• Excerpted data:
+ + + +

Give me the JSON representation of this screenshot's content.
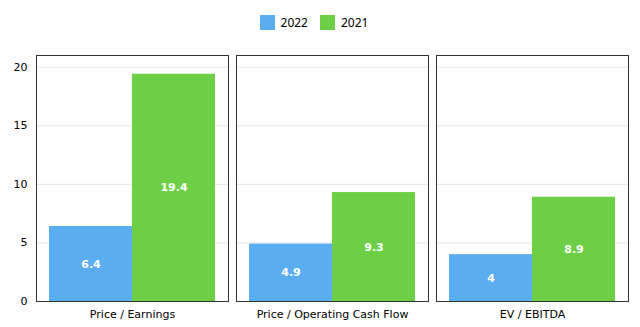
{
  "chart_data": {
    "type": "bar",
    "categories": [
      "Price / Earnings",
      "Price / Operating Cash Flow",
      "EV / EBITDA"
    ],
    "series": [
      {
        "name": "2022",
        "color": "#5aadee",
        "values": [
          6.4,
          4.9,
          4.0
        ]
      },
      {
        "name": "2021",
        "color": "#6dcf45",
        "values": [
          19.4,
          9.3,
          8.9
        ]
      }
    ],
    "ylim": [
      0,
      21
    ],
    "yticks": [
      0,
      5,
      10,
      15,
      20
    ],
    "grid": true,
    "legend": "top",
    "data_labels": true
  }
}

+ + + +

• What you are asked to do:
Quote the records above exactly, leaving out any pictures.

• Solution:
Give me the JSON representation of this screenshot's content.
{
  "chart_data": {
    "type": "bar",
    "categories": [
      "Price / Earnings",
      "Price / Operating Cash Flow",
      "EV / EBITDA"
    ],
    "series": [
      {
        "name": "2022",
        "color": "#5aadee",
        "values": [
          6.4,
          4.9,
          4.0
        ]
      },
      {
        "name": "2021",
        "color": "#6dcf45",
        "values": [
          19.4,
          9.3,
          8.9
        ]
      }
    ],
    "ylim": [
      0,
      21
    ],
    "yticks": [
      0,
      5,
      10,
      15,
      20
    ],
    "grid": true,
    "legend": "top",
    "data_labels": true
  }
}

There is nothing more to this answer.